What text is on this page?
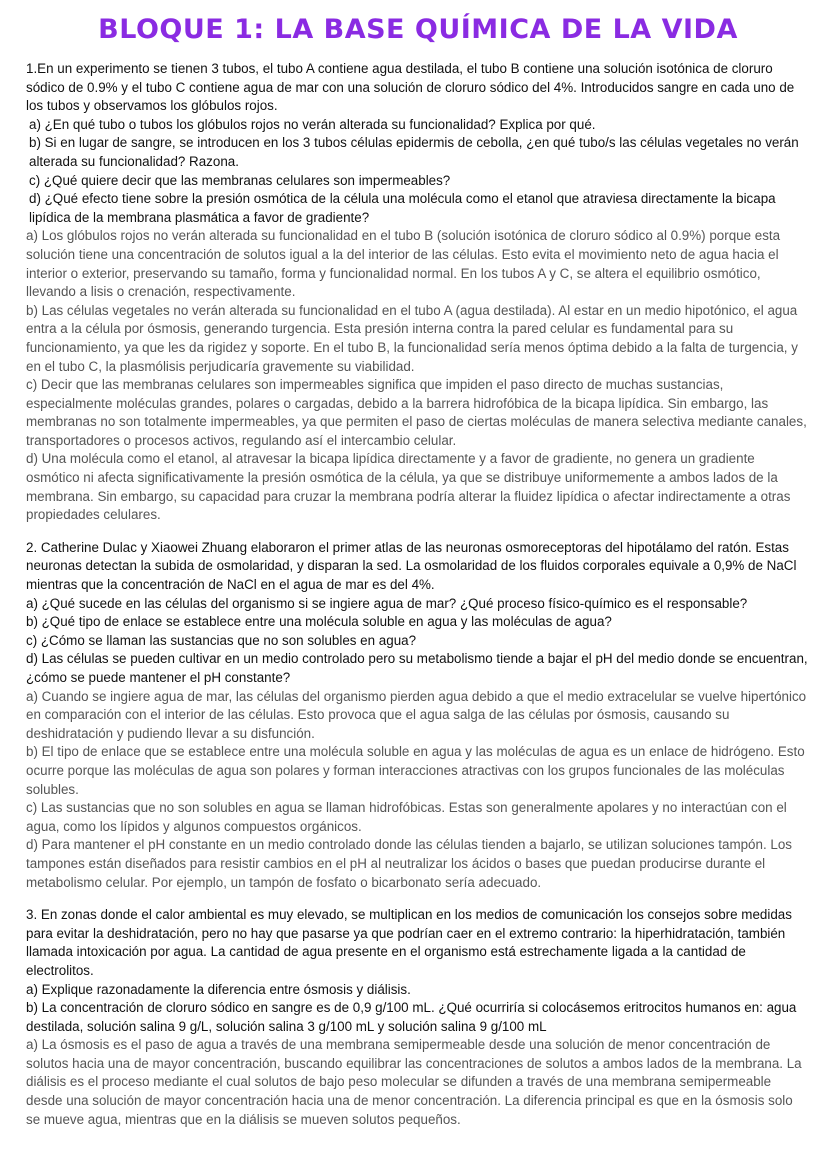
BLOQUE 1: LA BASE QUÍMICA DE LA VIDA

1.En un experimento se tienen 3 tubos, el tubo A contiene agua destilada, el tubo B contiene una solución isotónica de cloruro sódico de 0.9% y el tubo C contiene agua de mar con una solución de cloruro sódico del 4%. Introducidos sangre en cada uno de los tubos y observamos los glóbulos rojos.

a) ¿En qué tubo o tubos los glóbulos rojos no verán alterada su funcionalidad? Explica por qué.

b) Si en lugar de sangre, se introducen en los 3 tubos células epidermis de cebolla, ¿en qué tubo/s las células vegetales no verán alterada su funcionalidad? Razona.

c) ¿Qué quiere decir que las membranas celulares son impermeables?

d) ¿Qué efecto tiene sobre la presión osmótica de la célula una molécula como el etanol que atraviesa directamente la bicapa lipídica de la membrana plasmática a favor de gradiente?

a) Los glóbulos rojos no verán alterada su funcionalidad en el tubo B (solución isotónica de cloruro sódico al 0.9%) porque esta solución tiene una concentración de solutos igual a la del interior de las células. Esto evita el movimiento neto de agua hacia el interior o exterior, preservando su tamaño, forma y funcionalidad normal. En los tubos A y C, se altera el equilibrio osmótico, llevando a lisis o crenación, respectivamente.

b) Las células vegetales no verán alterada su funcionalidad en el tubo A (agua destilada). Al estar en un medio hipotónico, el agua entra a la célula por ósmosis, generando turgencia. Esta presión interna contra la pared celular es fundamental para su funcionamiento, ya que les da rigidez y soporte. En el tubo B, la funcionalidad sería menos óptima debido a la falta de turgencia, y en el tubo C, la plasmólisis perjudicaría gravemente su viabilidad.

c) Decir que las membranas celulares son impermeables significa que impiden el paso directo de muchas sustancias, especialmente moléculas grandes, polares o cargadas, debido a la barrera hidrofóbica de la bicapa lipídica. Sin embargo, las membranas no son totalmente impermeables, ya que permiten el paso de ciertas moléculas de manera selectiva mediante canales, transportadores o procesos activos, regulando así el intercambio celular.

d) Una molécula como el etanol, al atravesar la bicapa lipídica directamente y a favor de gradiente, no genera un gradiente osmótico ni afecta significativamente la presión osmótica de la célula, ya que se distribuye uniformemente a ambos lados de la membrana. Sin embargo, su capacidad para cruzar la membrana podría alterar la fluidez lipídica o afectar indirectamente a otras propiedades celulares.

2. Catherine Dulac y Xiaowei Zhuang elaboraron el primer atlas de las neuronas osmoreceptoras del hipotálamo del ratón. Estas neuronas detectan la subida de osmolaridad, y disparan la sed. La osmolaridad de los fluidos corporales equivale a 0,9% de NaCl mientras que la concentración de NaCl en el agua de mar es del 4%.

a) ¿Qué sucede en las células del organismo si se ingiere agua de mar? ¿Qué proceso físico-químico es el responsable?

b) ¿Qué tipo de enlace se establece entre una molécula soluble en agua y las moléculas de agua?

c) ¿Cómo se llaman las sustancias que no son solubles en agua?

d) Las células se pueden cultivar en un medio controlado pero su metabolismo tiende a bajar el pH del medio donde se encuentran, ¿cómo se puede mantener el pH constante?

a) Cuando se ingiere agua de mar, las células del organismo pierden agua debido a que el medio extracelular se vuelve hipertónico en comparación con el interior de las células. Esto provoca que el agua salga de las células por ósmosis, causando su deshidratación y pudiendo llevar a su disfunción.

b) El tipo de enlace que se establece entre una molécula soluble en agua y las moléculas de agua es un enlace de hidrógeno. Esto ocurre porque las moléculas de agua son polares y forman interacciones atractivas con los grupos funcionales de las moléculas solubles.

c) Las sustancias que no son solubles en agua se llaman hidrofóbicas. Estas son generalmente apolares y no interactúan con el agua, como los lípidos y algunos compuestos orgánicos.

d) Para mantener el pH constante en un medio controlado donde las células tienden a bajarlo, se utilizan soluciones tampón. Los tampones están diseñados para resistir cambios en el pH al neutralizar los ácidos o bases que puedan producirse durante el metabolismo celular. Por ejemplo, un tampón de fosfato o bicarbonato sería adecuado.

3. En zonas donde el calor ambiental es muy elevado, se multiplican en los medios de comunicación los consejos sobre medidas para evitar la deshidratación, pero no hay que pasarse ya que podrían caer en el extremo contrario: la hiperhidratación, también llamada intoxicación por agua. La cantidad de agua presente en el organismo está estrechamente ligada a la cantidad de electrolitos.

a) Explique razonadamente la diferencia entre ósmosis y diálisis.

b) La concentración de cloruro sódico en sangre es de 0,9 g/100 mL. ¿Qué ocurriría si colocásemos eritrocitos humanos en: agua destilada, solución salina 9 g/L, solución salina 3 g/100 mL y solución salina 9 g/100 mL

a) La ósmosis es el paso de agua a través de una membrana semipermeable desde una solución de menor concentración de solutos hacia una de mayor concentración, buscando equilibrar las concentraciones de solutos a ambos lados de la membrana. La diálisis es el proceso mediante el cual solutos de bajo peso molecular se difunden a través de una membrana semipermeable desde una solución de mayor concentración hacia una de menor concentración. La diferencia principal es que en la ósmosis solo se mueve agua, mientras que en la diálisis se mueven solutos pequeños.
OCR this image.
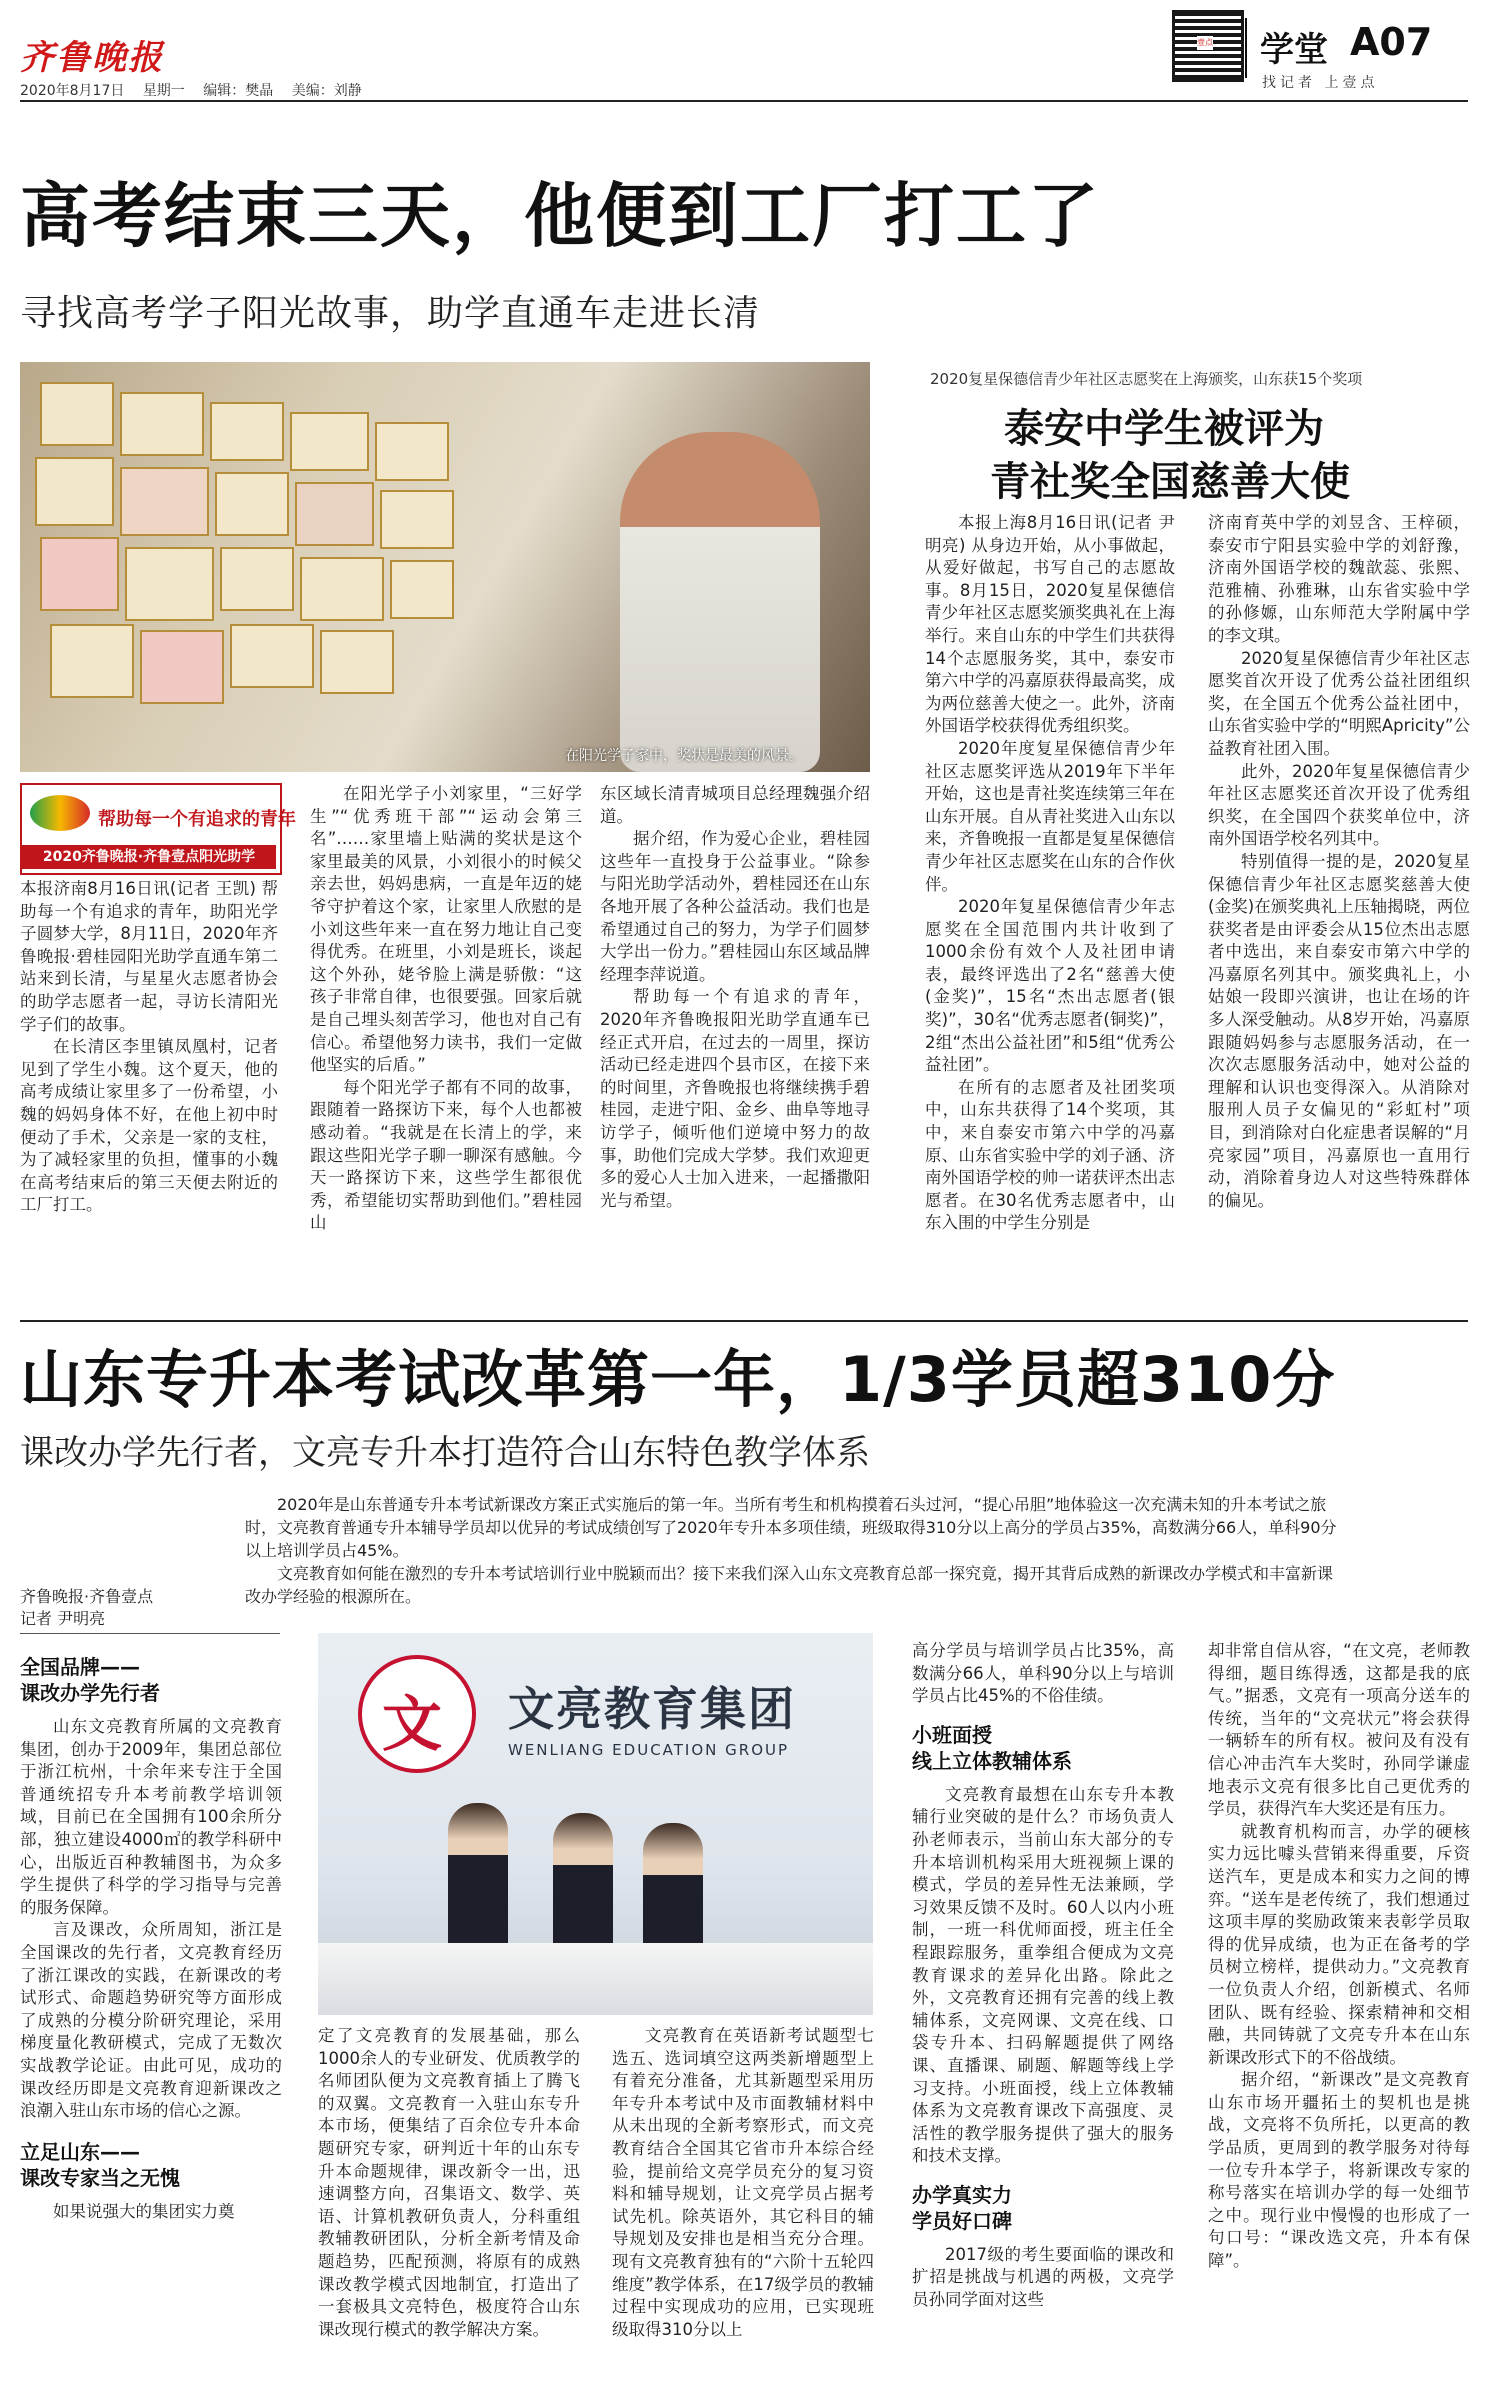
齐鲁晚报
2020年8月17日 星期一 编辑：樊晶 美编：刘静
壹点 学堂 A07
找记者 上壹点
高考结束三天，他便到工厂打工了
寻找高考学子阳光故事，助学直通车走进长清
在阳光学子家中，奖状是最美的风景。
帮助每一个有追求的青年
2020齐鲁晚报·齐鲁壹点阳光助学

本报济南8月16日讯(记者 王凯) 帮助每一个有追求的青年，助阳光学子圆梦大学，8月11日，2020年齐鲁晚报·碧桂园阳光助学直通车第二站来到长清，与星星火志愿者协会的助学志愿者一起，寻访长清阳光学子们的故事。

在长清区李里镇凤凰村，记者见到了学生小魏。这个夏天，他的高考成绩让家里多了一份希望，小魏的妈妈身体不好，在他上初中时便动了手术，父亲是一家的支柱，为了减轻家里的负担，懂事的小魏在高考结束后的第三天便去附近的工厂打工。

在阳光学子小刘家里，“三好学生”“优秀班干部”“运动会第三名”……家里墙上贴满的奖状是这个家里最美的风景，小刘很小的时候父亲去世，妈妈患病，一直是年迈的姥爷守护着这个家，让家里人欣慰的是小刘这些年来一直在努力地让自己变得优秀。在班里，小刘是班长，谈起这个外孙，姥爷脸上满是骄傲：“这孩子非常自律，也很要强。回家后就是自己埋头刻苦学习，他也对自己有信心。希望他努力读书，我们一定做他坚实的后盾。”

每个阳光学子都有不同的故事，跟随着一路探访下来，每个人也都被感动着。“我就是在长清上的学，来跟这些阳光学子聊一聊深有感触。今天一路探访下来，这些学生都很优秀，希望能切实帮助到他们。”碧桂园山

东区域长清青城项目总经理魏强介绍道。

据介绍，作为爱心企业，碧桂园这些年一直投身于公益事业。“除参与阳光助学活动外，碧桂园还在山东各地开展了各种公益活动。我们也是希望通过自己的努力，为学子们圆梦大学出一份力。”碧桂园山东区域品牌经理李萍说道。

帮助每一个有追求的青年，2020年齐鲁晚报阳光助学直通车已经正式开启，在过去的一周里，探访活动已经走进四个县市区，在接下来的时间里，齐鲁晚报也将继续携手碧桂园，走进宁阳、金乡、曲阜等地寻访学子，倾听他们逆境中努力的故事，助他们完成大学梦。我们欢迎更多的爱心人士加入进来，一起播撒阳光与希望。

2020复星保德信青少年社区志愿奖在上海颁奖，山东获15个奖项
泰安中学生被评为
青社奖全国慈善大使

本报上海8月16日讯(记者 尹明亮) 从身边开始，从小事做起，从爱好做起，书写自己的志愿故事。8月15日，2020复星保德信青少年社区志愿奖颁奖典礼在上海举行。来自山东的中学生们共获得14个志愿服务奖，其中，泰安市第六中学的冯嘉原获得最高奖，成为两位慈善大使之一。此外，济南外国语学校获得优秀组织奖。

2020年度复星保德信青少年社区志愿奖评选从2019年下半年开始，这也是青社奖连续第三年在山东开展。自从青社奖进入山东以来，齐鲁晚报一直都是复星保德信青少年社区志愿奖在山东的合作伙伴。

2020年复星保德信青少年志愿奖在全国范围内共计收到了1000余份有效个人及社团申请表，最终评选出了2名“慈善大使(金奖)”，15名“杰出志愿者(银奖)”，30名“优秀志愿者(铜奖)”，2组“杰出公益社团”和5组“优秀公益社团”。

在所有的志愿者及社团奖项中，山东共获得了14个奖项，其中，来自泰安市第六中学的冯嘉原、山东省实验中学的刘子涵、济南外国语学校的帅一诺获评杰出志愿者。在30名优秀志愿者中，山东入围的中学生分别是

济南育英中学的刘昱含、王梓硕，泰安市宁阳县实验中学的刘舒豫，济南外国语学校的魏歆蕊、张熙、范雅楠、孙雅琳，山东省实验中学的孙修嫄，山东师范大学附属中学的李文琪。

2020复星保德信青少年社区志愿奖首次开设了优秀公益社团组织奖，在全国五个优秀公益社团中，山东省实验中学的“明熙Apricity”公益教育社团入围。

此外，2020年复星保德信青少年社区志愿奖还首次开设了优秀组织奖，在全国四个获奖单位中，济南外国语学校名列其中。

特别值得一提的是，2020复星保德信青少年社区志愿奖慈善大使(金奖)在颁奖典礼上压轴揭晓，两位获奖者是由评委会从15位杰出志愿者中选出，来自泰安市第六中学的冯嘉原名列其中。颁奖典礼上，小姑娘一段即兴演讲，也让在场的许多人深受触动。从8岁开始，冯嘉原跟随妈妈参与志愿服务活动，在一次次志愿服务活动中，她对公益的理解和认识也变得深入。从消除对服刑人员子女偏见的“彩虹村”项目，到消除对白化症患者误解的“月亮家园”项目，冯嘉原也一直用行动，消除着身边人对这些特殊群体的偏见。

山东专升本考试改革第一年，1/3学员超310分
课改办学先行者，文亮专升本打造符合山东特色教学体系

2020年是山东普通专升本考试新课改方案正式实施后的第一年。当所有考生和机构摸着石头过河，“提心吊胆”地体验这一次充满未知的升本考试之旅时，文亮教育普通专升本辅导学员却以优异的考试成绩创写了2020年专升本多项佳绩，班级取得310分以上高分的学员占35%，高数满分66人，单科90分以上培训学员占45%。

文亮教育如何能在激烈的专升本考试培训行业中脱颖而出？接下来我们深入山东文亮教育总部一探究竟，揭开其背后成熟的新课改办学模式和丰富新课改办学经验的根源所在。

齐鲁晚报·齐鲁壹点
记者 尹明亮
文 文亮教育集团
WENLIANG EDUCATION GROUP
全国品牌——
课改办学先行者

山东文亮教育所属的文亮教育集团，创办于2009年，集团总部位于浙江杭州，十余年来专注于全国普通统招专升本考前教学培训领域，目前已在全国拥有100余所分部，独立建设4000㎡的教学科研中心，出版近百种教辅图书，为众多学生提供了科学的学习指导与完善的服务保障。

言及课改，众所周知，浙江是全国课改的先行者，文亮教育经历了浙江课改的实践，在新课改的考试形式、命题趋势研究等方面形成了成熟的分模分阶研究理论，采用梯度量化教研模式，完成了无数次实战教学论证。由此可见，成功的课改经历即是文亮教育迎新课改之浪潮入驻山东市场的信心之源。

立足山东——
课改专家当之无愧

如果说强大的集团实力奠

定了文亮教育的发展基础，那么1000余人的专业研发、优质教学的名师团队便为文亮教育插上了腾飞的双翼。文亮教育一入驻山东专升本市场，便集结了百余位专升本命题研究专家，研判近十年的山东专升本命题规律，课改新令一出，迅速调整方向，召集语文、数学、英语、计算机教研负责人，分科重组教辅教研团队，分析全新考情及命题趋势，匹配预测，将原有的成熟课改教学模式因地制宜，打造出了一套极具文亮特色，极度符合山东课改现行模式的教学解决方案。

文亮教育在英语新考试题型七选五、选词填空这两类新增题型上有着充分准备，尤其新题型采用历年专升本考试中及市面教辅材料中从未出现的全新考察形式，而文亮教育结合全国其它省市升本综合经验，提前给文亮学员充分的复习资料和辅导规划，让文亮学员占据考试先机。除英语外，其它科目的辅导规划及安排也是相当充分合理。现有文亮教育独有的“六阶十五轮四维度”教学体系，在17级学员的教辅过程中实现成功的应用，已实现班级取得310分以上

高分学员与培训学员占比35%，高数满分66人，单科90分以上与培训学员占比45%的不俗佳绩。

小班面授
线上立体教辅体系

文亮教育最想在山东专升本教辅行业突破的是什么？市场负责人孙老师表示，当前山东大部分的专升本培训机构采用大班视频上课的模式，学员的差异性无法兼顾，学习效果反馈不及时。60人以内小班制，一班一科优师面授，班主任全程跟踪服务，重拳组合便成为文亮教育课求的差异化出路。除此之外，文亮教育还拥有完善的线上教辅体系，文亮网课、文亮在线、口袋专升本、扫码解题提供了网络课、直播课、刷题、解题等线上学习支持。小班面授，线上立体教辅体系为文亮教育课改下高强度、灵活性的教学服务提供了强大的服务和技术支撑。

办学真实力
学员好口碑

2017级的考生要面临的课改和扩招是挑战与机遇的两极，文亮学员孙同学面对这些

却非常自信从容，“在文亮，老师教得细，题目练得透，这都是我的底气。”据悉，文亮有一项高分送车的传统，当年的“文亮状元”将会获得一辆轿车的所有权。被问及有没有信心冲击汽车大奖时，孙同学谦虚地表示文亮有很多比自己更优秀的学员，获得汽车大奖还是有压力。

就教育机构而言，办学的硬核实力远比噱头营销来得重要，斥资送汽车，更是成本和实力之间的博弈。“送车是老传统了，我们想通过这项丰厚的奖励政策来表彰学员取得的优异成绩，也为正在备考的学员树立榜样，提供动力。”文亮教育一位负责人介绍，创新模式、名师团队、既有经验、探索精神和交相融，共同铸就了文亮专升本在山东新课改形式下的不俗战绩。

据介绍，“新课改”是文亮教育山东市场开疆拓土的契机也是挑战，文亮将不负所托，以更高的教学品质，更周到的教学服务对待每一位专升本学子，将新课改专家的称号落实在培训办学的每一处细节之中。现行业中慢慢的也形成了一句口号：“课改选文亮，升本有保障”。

* * * * *

- WRITTEN PROBLEM:
Check each line of the data above for the string "llaman" and report only how many lines have it.

- THE REPLY:
2